# Working data start

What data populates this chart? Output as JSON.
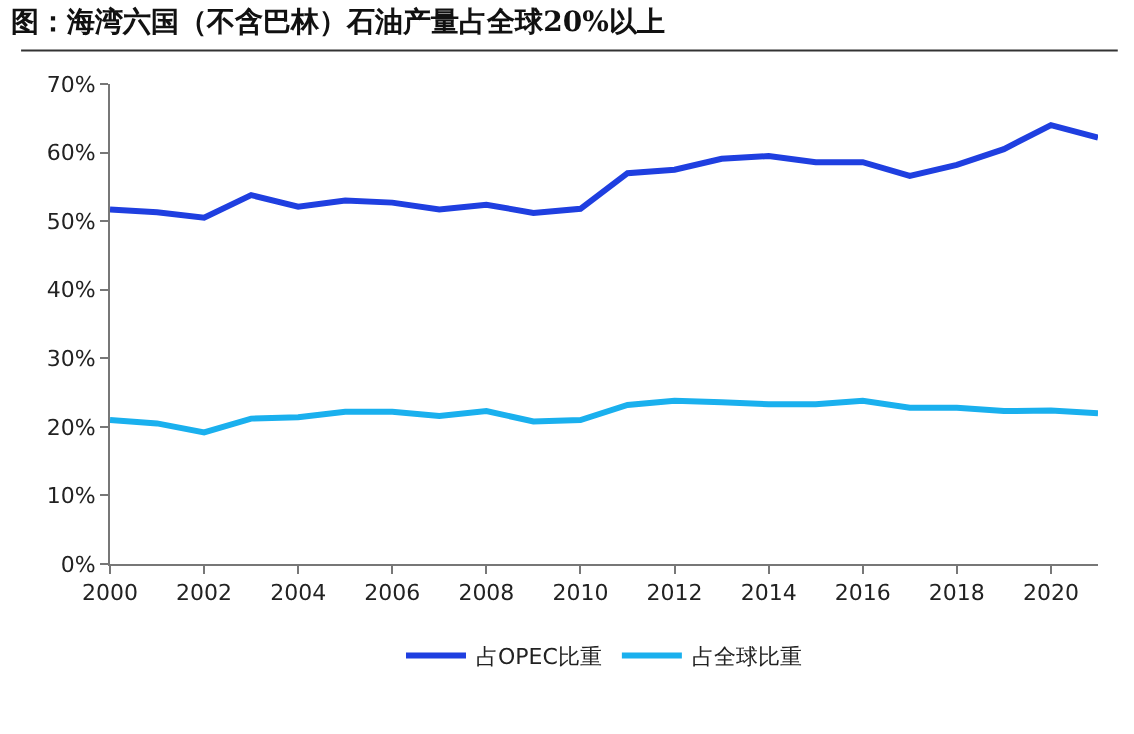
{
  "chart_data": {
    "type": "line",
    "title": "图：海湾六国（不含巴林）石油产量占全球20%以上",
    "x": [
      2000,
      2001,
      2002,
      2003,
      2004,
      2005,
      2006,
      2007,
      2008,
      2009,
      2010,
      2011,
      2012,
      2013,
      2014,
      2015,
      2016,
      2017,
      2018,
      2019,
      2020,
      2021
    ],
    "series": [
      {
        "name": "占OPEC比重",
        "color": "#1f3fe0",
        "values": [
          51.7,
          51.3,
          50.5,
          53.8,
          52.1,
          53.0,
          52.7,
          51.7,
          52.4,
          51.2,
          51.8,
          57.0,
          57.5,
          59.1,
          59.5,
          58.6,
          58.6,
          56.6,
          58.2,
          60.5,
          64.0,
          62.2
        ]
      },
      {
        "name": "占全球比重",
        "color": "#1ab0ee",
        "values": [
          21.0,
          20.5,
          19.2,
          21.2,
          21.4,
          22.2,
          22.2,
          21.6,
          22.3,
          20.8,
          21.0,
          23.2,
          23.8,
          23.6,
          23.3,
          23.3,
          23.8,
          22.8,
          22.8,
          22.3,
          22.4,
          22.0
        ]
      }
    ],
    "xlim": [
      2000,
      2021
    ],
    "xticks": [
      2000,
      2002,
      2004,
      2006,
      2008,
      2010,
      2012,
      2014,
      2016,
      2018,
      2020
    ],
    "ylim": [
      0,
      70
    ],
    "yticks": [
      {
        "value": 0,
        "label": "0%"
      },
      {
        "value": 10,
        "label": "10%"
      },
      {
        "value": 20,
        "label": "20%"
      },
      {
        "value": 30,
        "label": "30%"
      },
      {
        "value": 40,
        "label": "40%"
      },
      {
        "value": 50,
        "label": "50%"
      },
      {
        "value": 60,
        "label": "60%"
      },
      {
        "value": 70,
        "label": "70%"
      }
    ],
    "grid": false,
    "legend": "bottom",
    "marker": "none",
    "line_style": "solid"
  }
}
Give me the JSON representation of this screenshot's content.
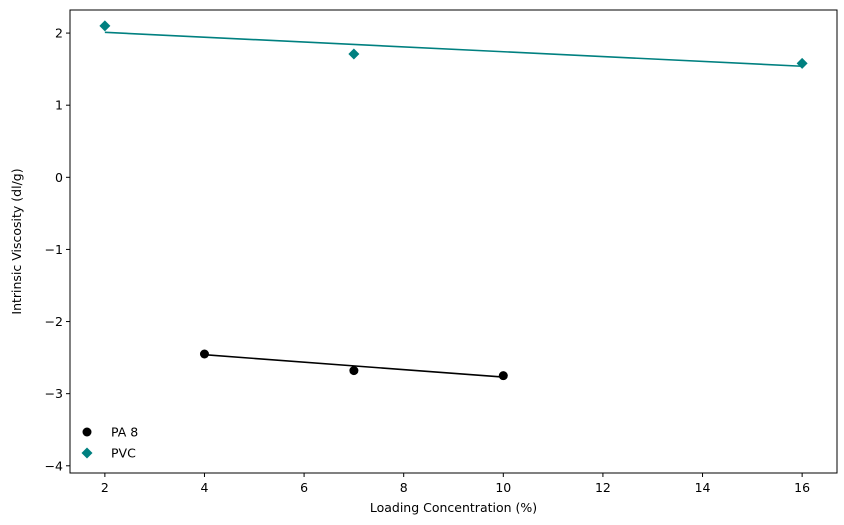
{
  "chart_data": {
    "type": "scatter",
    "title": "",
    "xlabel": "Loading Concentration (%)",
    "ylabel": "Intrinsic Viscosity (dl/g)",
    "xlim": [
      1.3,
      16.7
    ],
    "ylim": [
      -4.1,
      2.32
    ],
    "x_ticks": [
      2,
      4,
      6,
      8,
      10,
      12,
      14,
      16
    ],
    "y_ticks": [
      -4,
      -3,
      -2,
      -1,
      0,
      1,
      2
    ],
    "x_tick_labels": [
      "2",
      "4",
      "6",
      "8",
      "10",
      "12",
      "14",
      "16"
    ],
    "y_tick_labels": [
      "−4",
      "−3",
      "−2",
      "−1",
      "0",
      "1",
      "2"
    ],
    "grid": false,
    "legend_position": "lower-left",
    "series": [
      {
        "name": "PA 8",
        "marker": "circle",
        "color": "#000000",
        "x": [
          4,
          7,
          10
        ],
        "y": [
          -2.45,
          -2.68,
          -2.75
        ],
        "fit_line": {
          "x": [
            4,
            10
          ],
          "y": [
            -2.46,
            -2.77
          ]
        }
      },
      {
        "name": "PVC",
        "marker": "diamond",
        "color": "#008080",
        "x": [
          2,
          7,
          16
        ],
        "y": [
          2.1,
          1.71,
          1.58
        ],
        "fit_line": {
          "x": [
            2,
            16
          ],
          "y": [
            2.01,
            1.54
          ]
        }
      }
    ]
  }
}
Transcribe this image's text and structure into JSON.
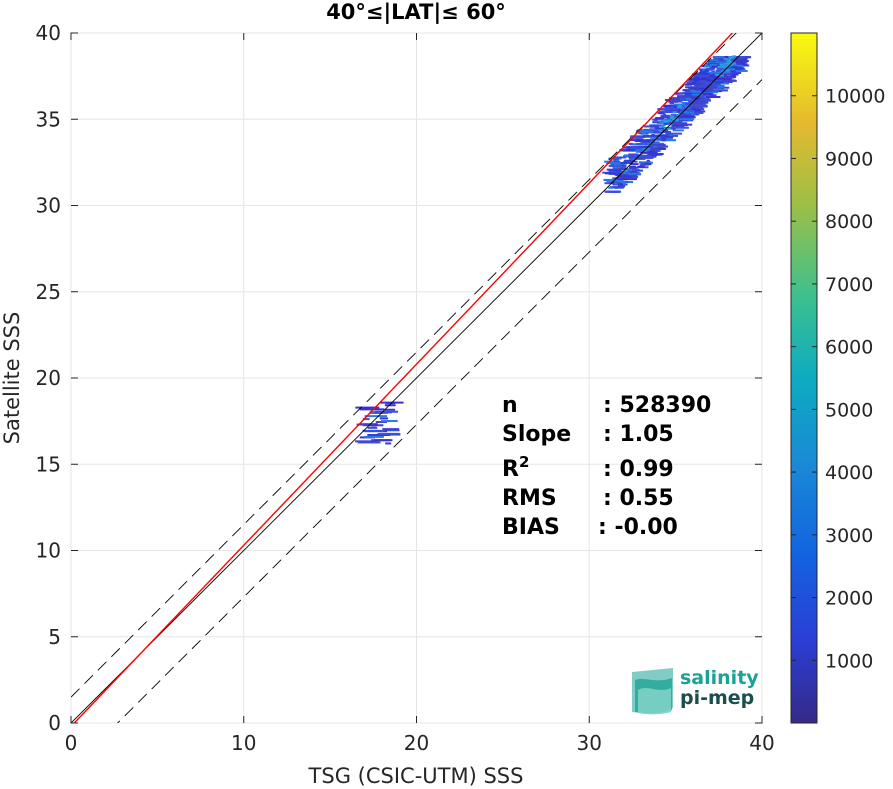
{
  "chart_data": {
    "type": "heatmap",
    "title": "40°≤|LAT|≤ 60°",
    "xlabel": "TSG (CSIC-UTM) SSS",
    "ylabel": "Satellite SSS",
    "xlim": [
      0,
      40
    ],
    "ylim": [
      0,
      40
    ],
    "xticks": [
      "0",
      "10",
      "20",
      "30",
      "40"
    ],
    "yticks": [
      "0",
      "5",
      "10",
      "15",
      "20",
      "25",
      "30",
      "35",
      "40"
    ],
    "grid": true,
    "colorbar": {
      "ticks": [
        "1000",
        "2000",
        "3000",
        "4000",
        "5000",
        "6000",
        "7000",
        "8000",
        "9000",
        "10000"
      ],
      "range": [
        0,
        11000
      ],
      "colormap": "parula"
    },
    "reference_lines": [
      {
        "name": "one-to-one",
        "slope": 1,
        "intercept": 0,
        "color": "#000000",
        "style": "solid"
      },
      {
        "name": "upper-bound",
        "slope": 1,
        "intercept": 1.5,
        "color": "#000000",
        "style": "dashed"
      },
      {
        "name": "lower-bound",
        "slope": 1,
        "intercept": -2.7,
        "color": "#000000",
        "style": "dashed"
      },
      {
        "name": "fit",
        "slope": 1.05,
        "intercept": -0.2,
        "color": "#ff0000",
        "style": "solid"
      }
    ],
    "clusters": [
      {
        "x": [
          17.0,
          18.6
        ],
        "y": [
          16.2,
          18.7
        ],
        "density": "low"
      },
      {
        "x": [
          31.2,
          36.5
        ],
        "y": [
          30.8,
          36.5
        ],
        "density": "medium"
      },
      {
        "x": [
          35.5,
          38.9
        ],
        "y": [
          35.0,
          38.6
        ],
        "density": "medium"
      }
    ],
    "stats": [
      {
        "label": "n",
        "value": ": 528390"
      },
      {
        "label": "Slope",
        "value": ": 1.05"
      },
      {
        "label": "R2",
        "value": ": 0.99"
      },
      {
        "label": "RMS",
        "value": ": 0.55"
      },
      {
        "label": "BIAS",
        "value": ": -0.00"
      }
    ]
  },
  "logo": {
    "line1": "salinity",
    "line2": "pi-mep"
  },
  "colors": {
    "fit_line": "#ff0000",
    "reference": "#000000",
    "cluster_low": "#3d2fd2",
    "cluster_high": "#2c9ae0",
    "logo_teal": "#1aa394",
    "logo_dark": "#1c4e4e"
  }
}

# Working data end
# Working data start

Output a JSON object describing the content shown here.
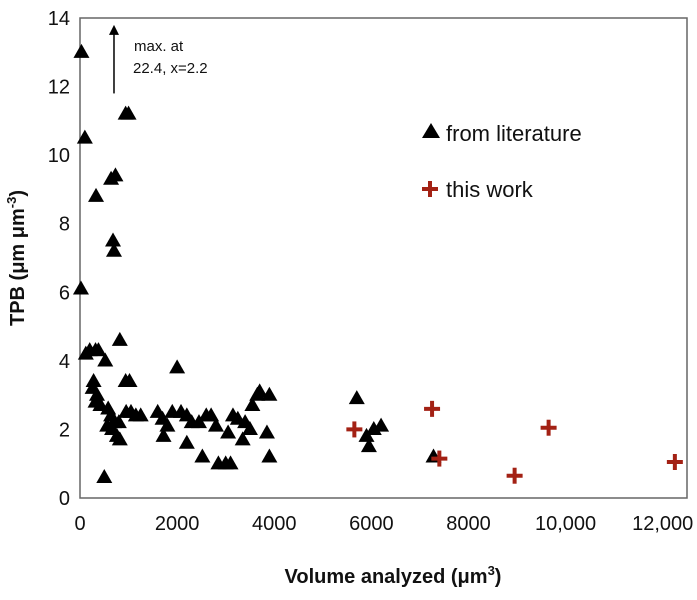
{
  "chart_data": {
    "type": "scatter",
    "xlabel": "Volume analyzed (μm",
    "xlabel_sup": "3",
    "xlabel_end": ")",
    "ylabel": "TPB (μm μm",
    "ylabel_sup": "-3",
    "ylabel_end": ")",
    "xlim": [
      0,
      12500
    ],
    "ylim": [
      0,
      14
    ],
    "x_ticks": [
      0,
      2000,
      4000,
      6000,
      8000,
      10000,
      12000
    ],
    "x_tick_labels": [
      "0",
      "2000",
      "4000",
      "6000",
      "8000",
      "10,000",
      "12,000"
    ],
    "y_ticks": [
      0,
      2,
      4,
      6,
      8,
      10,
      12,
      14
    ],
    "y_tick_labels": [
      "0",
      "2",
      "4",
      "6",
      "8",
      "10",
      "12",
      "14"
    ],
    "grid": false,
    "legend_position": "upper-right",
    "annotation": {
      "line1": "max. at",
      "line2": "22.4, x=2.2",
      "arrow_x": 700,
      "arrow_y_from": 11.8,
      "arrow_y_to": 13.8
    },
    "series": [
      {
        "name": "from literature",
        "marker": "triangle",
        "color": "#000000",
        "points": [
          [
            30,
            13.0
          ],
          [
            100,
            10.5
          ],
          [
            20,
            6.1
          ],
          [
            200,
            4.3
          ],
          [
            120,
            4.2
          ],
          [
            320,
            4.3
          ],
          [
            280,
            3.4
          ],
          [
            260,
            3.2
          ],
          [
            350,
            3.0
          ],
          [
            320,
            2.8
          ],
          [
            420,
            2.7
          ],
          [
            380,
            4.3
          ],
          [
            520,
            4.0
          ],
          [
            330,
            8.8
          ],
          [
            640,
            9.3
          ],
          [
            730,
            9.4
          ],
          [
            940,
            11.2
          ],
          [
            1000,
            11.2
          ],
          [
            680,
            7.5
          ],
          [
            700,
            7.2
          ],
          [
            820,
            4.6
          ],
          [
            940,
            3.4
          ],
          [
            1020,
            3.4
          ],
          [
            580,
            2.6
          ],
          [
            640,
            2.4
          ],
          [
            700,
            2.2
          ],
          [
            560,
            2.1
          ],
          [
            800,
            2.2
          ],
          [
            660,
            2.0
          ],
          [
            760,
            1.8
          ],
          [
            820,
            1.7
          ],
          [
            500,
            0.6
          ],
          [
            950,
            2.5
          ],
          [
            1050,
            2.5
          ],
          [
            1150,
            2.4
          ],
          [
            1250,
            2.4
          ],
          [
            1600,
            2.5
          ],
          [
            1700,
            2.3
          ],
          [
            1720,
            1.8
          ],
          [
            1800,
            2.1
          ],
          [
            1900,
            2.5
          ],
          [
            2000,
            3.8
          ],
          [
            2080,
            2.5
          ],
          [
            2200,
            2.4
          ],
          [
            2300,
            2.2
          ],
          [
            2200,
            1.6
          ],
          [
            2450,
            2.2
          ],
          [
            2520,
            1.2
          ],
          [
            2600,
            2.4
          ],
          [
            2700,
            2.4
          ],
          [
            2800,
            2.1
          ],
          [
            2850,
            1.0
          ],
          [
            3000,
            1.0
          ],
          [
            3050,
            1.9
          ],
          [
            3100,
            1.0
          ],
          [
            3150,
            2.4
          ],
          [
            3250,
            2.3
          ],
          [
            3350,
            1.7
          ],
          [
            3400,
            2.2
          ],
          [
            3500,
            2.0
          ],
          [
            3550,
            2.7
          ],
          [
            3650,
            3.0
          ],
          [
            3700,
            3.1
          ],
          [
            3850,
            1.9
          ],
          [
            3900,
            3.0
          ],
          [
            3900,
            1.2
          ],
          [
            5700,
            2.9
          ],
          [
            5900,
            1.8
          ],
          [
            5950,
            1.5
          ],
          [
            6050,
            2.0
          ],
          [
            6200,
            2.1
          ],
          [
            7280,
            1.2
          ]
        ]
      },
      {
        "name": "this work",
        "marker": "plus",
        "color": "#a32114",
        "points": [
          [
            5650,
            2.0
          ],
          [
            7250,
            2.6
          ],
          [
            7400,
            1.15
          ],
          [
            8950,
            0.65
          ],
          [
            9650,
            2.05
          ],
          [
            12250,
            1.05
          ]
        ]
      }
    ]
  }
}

# Working data end

Exercise objective: From the listing above, collect each line in which the string "lower" appears.

The result:
    "legend_position": "lower-left",
        "name": "lower-bound",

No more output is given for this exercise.